───── Given data ─────

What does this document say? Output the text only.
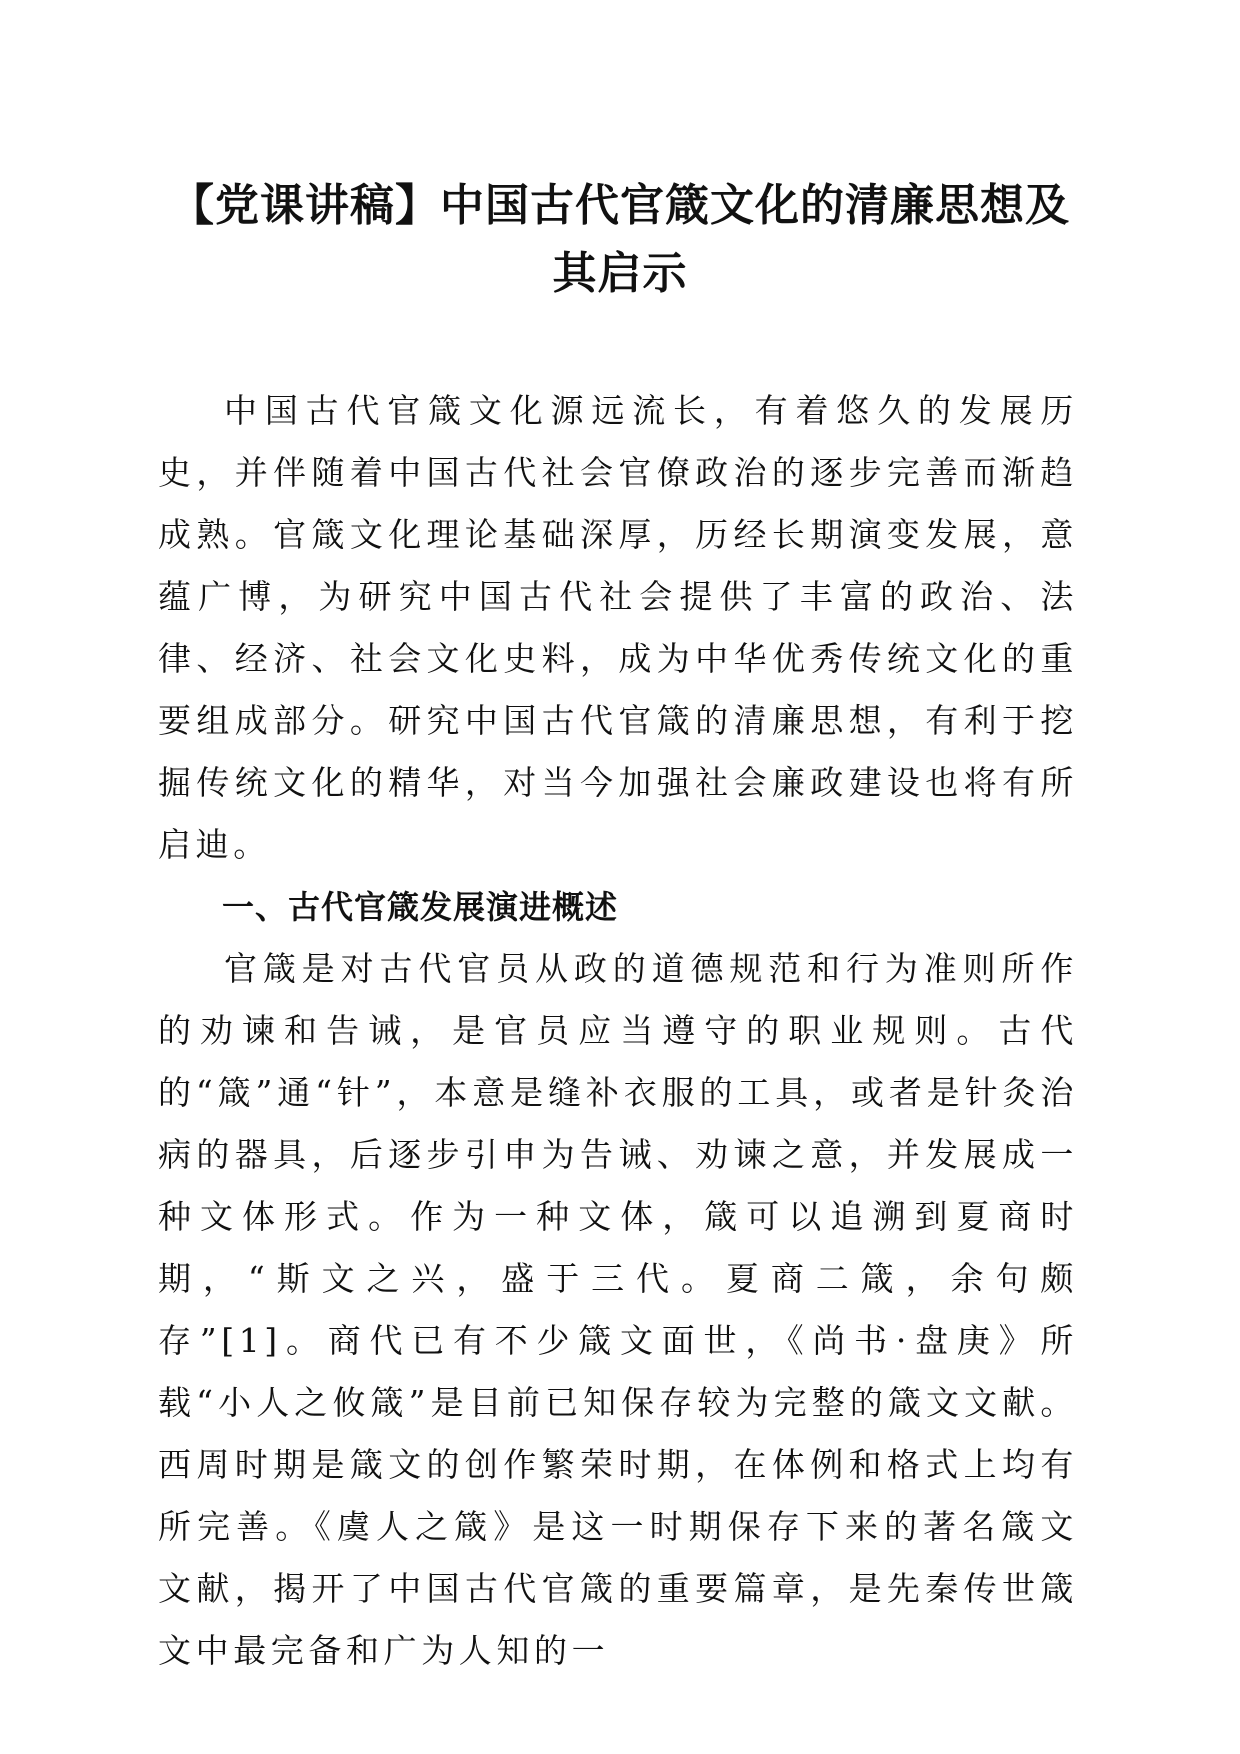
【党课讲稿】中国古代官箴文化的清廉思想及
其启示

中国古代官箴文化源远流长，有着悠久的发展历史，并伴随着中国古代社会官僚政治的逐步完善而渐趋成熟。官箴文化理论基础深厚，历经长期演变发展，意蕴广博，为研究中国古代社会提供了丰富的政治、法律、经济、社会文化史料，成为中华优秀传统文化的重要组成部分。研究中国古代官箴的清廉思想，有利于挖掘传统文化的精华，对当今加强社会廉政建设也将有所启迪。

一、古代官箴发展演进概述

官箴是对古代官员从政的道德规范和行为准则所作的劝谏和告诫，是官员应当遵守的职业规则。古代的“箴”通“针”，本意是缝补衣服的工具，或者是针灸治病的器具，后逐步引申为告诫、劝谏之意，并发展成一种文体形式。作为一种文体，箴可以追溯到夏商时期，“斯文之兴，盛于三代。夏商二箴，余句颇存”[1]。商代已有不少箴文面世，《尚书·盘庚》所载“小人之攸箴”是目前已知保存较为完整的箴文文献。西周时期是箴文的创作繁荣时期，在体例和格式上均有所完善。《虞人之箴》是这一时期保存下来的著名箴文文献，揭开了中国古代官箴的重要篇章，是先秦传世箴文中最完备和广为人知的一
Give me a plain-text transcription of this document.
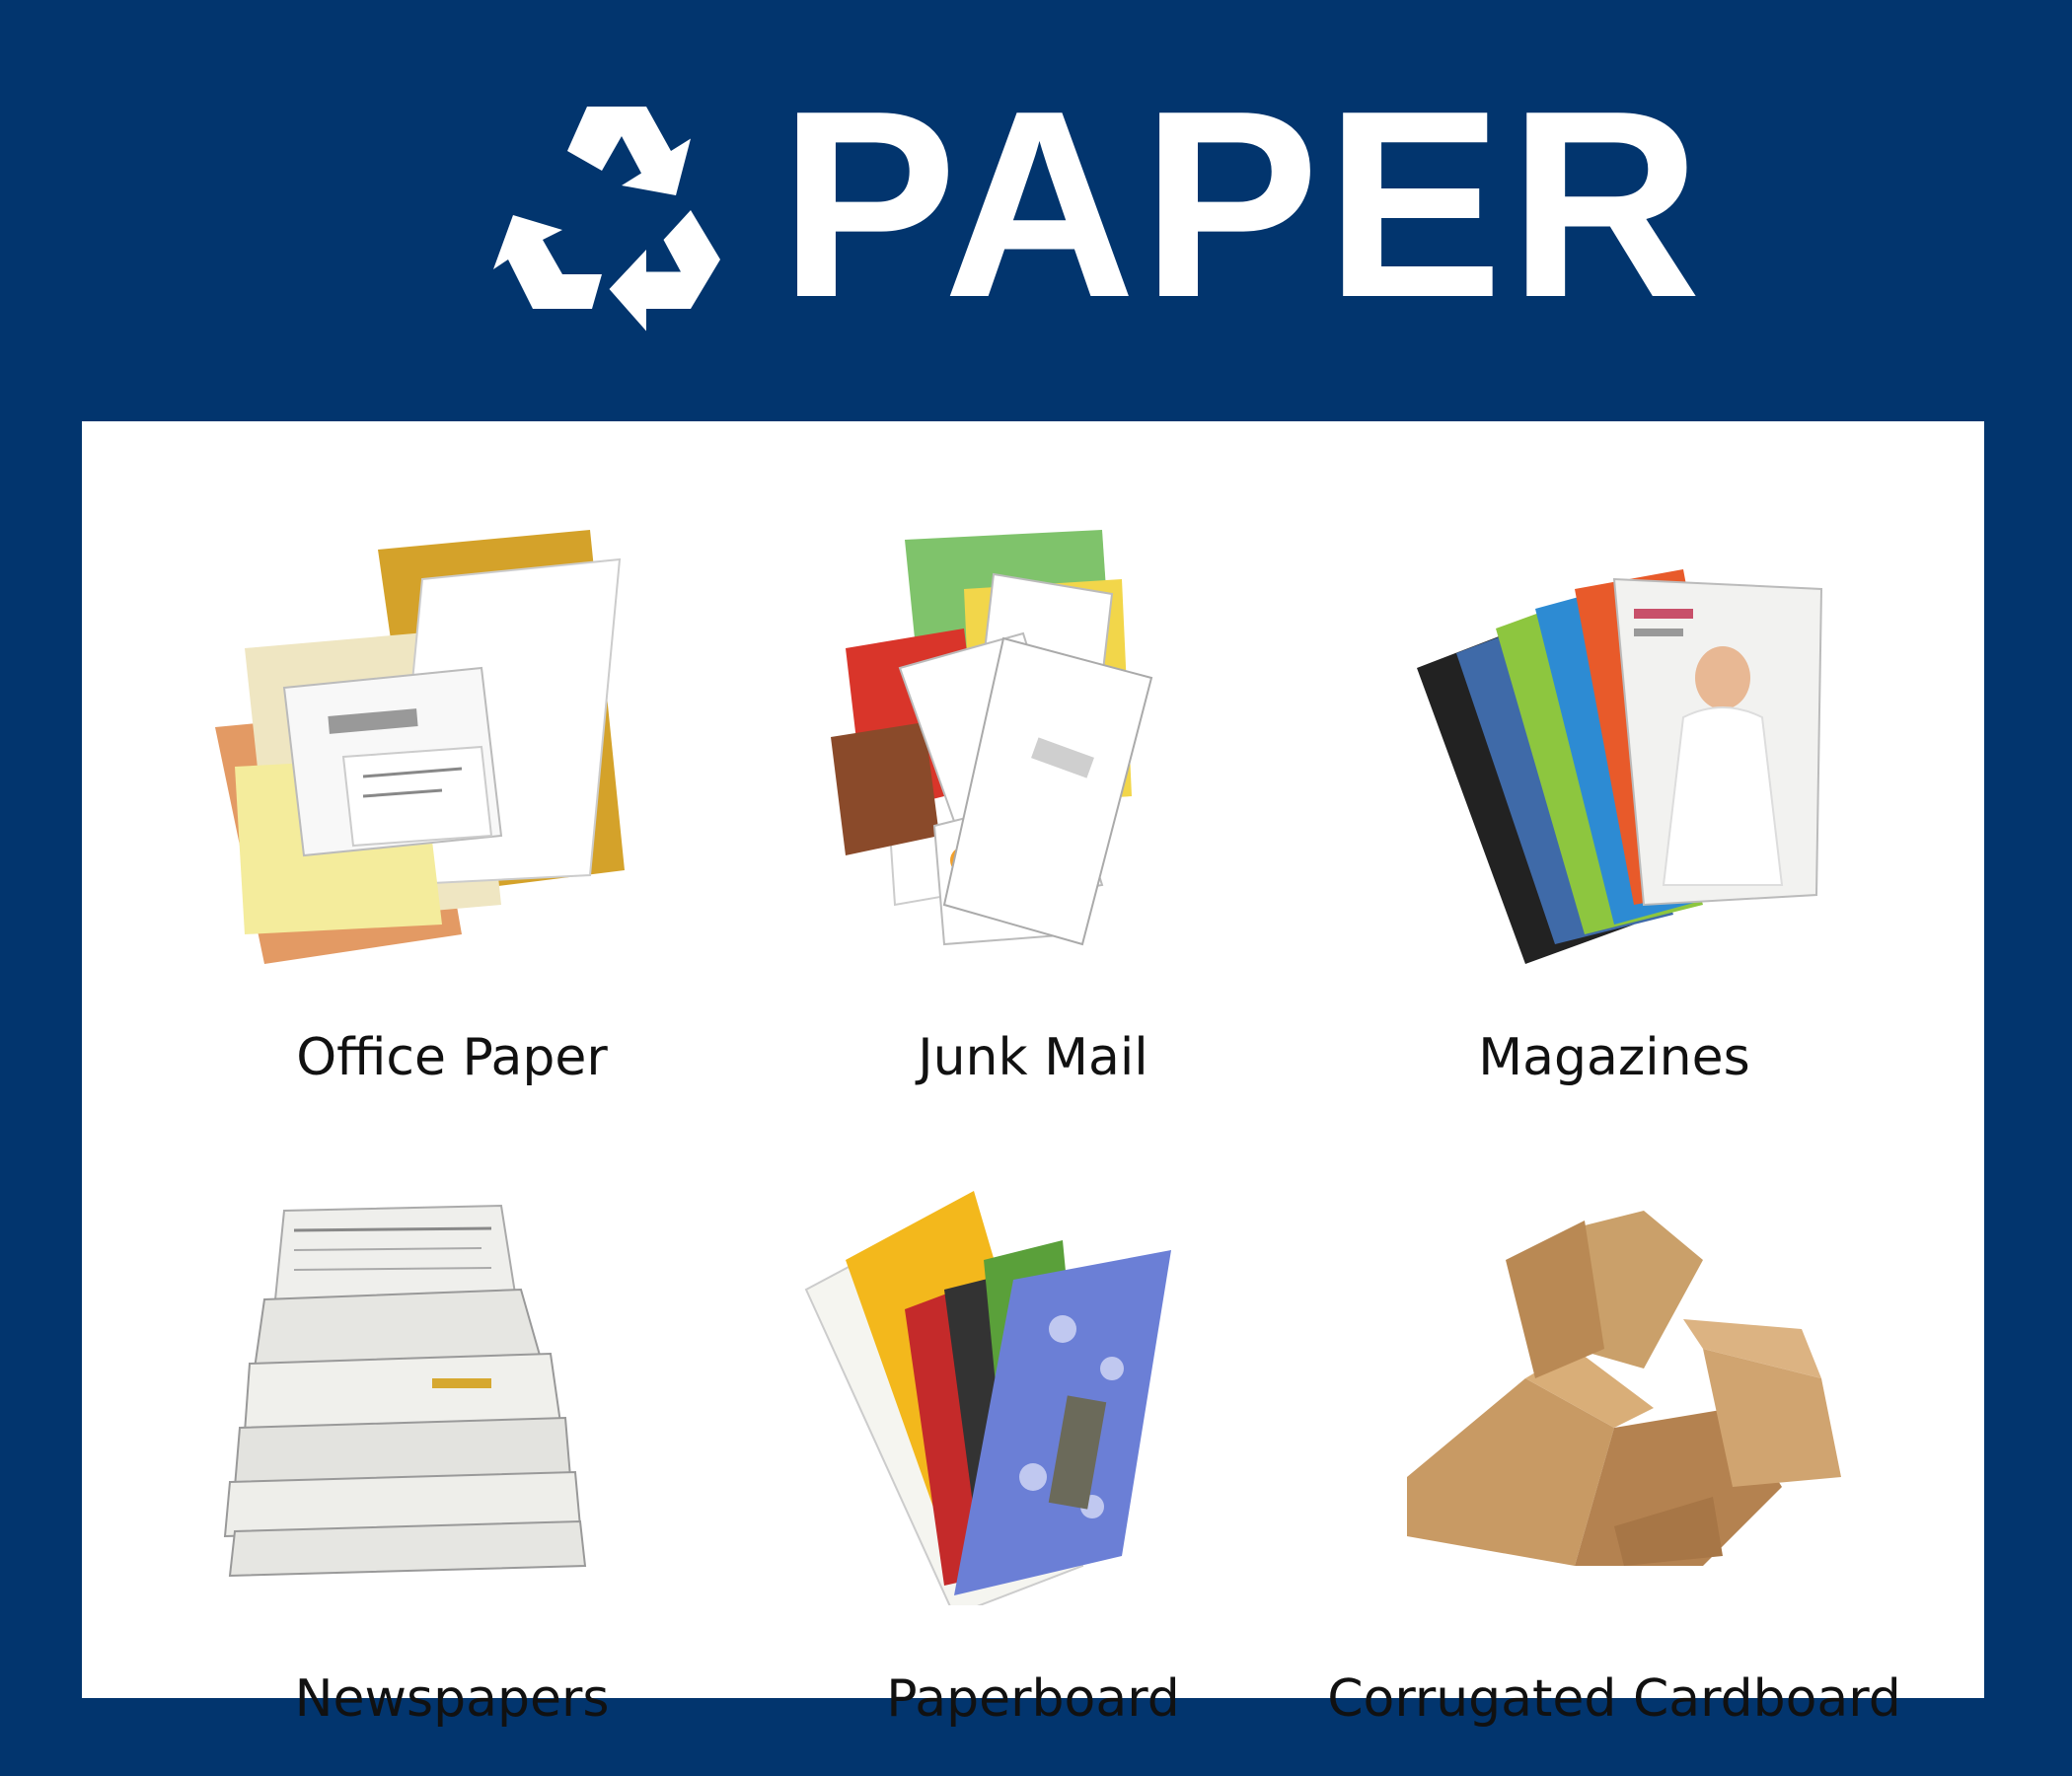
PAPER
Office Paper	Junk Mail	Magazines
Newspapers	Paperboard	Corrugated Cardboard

─────

Given problem: Reproduce the material above exactly, but only from the line with "Give me a plain-text" through its last line, leaving pictures out.

Exercise response:
Give me a plain-text transcription of this document.
PAPER
Office Paper	Junk Mail	Magazines
Newspapers	Paperboard	Corrugated Cardboard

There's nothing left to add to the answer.